GIVEN INFORMATION:
↓↓↓
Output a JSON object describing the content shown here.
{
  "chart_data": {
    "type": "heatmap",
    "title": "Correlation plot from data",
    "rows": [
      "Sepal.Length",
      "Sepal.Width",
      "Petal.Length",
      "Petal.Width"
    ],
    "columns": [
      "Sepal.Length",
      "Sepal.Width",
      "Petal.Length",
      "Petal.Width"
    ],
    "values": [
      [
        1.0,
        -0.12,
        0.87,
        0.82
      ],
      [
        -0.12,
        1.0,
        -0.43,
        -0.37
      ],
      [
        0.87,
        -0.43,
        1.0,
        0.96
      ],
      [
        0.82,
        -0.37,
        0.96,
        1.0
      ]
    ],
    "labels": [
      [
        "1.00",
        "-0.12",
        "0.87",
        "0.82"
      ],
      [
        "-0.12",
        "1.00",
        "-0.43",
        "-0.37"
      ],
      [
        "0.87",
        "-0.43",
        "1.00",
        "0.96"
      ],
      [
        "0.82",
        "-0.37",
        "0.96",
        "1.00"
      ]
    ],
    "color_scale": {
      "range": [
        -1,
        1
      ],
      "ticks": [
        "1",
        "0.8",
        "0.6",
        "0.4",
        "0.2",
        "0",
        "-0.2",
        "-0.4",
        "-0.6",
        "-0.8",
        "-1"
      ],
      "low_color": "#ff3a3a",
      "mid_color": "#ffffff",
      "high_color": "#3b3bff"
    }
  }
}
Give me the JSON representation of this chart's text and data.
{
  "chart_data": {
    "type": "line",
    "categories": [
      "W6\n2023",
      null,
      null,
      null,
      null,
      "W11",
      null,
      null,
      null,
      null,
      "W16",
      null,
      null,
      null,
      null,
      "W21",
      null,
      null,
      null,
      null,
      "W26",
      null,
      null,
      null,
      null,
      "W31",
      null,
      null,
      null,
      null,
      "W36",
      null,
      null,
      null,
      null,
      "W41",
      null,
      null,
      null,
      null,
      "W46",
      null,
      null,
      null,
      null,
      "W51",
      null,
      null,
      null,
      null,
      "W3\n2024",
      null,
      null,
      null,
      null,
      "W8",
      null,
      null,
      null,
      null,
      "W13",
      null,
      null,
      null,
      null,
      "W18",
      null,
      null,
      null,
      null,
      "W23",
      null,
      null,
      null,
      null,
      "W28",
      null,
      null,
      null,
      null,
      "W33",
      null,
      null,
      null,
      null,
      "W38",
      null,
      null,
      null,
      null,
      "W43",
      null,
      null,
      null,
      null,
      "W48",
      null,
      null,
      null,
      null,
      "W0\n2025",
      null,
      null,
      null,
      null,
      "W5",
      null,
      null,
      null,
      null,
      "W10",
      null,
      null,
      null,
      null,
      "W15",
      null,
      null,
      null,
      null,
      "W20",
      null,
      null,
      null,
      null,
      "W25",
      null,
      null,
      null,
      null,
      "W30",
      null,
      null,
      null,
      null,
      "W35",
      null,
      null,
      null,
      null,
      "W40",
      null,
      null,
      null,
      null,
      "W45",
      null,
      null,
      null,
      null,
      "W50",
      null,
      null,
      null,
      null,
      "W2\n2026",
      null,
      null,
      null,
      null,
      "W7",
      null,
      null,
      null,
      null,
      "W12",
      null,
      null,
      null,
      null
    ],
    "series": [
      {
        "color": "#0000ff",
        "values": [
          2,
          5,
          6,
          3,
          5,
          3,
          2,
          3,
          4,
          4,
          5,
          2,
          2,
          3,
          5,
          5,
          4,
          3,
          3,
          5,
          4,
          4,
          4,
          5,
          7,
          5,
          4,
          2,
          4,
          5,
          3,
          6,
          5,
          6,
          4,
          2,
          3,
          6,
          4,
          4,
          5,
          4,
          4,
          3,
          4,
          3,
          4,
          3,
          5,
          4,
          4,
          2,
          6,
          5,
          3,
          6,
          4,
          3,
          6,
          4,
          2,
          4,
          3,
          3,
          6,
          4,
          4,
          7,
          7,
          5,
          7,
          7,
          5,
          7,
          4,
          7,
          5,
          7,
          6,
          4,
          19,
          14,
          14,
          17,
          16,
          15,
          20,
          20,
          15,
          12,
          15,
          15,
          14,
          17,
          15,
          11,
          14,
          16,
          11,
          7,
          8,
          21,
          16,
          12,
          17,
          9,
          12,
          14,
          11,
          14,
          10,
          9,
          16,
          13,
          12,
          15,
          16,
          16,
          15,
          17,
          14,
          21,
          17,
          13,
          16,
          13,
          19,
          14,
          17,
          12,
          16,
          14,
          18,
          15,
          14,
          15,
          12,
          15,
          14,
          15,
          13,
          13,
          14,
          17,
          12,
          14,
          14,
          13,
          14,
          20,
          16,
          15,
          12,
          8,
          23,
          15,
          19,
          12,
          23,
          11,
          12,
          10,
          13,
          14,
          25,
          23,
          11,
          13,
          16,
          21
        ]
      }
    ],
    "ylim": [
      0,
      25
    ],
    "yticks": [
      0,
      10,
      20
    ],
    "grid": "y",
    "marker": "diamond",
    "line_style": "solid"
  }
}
↑↑↑
WHAT IS EXPECTED: Repeat the data in its entirety, character for character.

RESPONSE:
Output a JSON object describing the content shown here.
{
  "chart_data": {
    "type": "heatmap",
    "title": "Correlation plot from data",
    "rows": [
      "Sepal.Length",
      "Sepal.Width",
      "Petal.Length",
      "Petal.Width"
    ],
    "columns": [
      "Sepal.Length",
      "Sepal.Width",
      "Petal.Length",
      "Petal.Width"
    ],
    "values": [
      [
        1.0,
        -0.12,
        0.87,
        0.82
      ],
      [
        -0.12,
        1.0,
        -0.43,
        -0.37
      ],
      [
        0.87,
        -0.43,
        1.0,
        0.96
      ],
      [
        0.82,
        -0.37,
        0.96,
        1.0
      ]
    ],
    "labels": [
      [
        "1.00",
        "-0.12",
        "0.87",
        "0.82"
      ],
      [
        "-0.12",
        "1.00",
        "-0.43",
        "-0.37"
      ],
      [
        "0.87",
        "-0.43",
        "1.00",
        "0.96"
      ],
      [
        "0.82",
        "-0.37",
        "0.96",
        "1.00"
      ]
    ],
    "color_scale": {
      "range": [
        -1,
        1
      ],
      "ticks": [
        "1",
        "0.8",
        "0.6",
        "0.4",
        "0.2",
        "0",
        "-0.2",
        "-0.4",
        "-0.6",
        "-0.8",
        "-1"
      ],
      "low_color": "#ff3a3a",
      "mid_color": "#ffffff",
      "high_color": "#3b3bff"
    }
  }
}
Give me the JSON representation of this chart's text and data.
{
  "chart_data": {
    "type": "line",
    "categories": [
      "W6\n2023",
      null,
      null,
      null,
      null,
      "W11",
      null,
      null,
      null,
      null,
      "W16",
      null,
      null,
      null,
      null,
      "W21",
      null,
      null,
      null,
      null,
      "W26",
      null,
      null,
      null,
      null,
      "W31",
      null,
      null,
      null,
      null,
      "W36",
      null,
      null,
      null,
      null,
      "W41",
      null,
      null,
      null,
      null,
      "W46",
      null,
      null,
      null,
      null,
      "W51",
      null,
      null,
      null,
      null,
      "W3\n2024",
      null,
      null,
      null,
      null,
      "W8",
      null,
      null,
      null,
      null,
      "W13",
      null,
      null,
      null,
      null,
      "W18",
      null,
      null,
      null,
      null,
      "W23",
      null,
      null,
      null,
      null,
      "W28",
      null,
      null,
      null,
      null,
      "W33",
      null,
      null,
      null,
      null,
      "W38",
      null,
      null,
      null,
      null,
      "W43",
      null,
      null,
      null,
      null,
      "W48",
      null,
      null,
      null,
      null,
      "W0\n2025",
      null,
      null,
      null,
      null,
      "W5",
      null,
      null,
      null,
      null,
      "W10",
      null,
      null,
      null,
      null,
      "W15",
      null,
      null,
      null,
      null,
      "W20",
      null,
      null,
      null,
      null,
      "W25",
      null,
      null,
      null,
      null,
      "W30",
      null,
      null,
      null,
      null,
      "W35",
      null,
      null,
      null,
      null,
      "W40",
      null,
      null,
      null,
      null,
      "W45",
      null,
      null,
      null,
      null,
      "W50",
      null,
      null,
      null,
      null,
      "W2\n2026",
      null,
      null,
      null,
      null,
      "W7",
      null,
      null,
      null,
      null,
      "W12",
      null,
      null,
      null,
      null
    ],
    "series": [
      {
        "color": "#0000ff",
        "values": [
          2,
          5,
          6,
          3,
          5,
          3,
          2,
          3,
          4,
          4,
          5,
          2,
          2,
          3,
          5,
          5,
          4,
          3,
          3,
          5,
          4,
          4,
          4,
          5,
          7,
          5,
          4,
          2,
          4,
          5,
          3,
          6,
          5,
          6,
          4,
          2,
          3,
          6,
          4,
          4,
          5,
          4,
          4,
          3,
          4,
          3,
          4,
          3,
          5,
          4,
          4,
          2,
          6,
          5,
          3,
          6,
          4,
          3,
          6,
          4,
          2,
          4,
          3,
          3,
          6,
          4,
          4,
          7,
          7,
          5,
          7,
          7,
          5,
          7,
          4,
          7,
          5,
          7,
          6,
          4,
          19,
          14,
          14,
          17,
          16,
          15,
          20,
          20,
          15,
          12,
          15,
          15,
          14,
          17,
          15,
          11,
          14,
          16,
          11,
          7,
          8,
          21,
          16,
          12,
          17,
          9,
          12,
          14,
          11,
          14,
          10,
          9,
          16,
          13,
          12,
          15,
          16,
          16,
          15,
          17,
          14,
          21,
          17,
          13,
          16,
          13,
          19,
          14,
          17,
          12,
          16,
          14,
          18,
          15,
          14,
          15,
          12,
          15,
          14,
          15,
          13,
          13,
          14,
          17,
          12,
          14,
          14,
          13,
          14,
          20,
          16,
          15,
          12,
          8,
          23,
          15,
          19,
          12,
          23,
          11,
          12,
          10,
          13,
          14,
          25,
          23,
          11,
          13,
          16,
          21
        ]
      }
    ],
    "ylim": [
      0,
      25
    ],
    "yticks": [
      0,
      10,
      20
    ],
    "grid": "y",
    "marker": "diamond",
    "line_style": "solid"
  }
}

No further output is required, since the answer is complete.